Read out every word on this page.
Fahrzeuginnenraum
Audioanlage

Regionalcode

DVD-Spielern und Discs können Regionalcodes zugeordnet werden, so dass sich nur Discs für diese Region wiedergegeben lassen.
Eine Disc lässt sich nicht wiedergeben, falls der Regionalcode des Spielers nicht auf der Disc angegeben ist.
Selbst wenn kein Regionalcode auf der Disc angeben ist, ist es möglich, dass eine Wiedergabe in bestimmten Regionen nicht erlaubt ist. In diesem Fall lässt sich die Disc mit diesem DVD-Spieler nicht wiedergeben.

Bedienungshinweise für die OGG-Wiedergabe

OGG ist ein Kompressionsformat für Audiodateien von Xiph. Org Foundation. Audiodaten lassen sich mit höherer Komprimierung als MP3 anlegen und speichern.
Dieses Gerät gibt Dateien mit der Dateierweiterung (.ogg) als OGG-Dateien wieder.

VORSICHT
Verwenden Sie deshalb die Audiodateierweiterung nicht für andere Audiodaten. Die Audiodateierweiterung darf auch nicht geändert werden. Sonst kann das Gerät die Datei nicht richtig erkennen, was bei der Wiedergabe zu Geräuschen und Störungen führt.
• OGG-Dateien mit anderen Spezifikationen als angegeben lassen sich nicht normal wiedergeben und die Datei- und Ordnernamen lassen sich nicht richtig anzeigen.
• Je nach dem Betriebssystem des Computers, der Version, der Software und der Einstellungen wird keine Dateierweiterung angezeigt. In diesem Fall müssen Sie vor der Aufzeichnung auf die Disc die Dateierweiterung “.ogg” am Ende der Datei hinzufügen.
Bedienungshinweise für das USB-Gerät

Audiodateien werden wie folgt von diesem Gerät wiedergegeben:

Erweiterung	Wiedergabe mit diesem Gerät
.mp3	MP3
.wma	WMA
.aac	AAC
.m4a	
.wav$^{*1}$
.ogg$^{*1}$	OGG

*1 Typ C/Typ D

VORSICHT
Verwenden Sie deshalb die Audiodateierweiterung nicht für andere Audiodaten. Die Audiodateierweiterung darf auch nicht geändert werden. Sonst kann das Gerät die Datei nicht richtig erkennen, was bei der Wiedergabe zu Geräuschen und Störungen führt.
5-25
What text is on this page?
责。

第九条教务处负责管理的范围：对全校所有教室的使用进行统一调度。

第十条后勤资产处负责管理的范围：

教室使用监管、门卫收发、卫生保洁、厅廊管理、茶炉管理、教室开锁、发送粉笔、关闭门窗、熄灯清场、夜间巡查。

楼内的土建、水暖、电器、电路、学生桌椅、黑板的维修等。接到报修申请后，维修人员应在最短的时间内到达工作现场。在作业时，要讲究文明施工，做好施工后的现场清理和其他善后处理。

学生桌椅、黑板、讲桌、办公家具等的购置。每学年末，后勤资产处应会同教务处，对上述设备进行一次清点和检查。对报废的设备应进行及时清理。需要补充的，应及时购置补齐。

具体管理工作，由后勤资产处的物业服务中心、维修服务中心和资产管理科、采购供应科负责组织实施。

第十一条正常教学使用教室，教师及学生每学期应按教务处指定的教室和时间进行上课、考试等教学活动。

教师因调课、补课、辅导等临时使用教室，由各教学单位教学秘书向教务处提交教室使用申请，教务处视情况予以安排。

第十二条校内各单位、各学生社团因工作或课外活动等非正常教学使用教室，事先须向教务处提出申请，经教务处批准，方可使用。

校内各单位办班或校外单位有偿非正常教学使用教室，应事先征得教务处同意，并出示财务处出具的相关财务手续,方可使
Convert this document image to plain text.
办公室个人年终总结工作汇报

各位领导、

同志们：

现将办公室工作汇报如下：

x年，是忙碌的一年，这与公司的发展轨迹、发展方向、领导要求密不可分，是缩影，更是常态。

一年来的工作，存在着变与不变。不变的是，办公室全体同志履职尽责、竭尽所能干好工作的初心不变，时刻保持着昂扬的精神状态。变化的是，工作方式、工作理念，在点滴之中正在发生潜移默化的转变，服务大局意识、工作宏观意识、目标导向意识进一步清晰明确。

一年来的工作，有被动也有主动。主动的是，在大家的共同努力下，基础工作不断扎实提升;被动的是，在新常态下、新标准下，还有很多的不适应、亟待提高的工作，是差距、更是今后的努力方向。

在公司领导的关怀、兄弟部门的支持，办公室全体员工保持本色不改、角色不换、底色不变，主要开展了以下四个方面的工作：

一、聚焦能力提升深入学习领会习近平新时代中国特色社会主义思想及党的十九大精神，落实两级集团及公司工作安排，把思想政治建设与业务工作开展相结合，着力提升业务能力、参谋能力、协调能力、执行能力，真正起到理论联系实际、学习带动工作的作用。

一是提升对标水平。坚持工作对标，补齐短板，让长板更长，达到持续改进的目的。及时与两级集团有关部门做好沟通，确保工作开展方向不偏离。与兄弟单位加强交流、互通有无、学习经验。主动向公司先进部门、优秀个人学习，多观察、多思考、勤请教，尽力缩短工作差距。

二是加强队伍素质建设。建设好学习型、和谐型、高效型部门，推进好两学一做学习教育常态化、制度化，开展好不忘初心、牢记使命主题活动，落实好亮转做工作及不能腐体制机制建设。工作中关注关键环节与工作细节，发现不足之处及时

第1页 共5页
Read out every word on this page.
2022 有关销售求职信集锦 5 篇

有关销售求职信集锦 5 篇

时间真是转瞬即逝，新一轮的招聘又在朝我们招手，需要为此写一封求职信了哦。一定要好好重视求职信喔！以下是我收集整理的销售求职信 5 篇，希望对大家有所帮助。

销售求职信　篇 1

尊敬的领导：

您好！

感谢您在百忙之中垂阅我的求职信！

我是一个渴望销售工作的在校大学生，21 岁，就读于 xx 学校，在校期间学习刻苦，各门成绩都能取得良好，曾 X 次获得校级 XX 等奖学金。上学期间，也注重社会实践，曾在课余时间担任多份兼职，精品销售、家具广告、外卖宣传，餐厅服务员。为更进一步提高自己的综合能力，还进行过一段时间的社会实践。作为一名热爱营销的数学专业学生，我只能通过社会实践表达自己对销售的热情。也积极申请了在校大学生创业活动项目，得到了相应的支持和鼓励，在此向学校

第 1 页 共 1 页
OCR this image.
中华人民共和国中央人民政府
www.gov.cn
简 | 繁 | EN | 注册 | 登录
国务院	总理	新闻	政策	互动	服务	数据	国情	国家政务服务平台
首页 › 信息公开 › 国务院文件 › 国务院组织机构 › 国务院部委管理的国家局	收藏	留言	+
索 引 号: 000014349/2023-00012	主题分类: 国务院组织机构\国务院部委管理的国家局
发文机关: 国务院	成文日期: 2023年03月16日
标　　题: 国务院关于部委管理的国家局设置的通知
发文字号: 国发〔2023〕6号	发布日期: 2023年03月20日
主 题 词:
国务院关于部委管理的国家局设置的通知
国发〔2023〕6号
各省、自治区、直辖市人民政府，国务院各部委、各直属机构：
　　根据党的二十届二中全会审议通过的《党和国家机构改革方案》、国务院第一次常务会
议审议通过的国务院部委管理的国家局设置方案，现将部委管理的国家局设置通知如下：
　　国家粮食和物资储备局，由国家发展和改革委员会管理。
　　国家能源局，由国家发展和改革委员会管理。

______

- _Task directions_: Return, unchanged, each line from the line containing "OCR this image." through the last line of the material.

- _The solution_:
OCR this image.
中华人民共和国中央人民政府
www.gov.cn
简 | 繁 | EN | 注册 | 登录
国务院	总理	新闻	政策	互动	服务	数据	国情	国家政务服务平台
首页 › 信息公开 › 国务院文件 › 国务院组织机构 › 国务院部委管理的国家局	收藏	留言	+
索 引 号: 000014349/2023-00012	主题分类: 国务院组织机构\国务院部委管理的国家局
发文机关: 国务院	成文日期: 2023年03月16日
标　　题: 国务院关于部委管理的国家局设置的通知
发文字号: 国发〔2023〕6号	发布日期: 2023年03月20日
主 题 词:
国务院关于部委管理的国家局设置的通知
国发〔2023〕6号
各省、自治区、直辖市人民政府，国务院各部委、各直属机构：
　　根据党的二十届二中全会审议通过的《党和国家机构改革方案》、国务院第一次常务会
议审议通过的国务院部委管理的国家局设置方案，现将部委管理的国家局设置通知如下：
　　国家粮食和物资储备局，由国家发展和改革委员会管理。
　　国家能源局，由国家发展和改革委员会管理。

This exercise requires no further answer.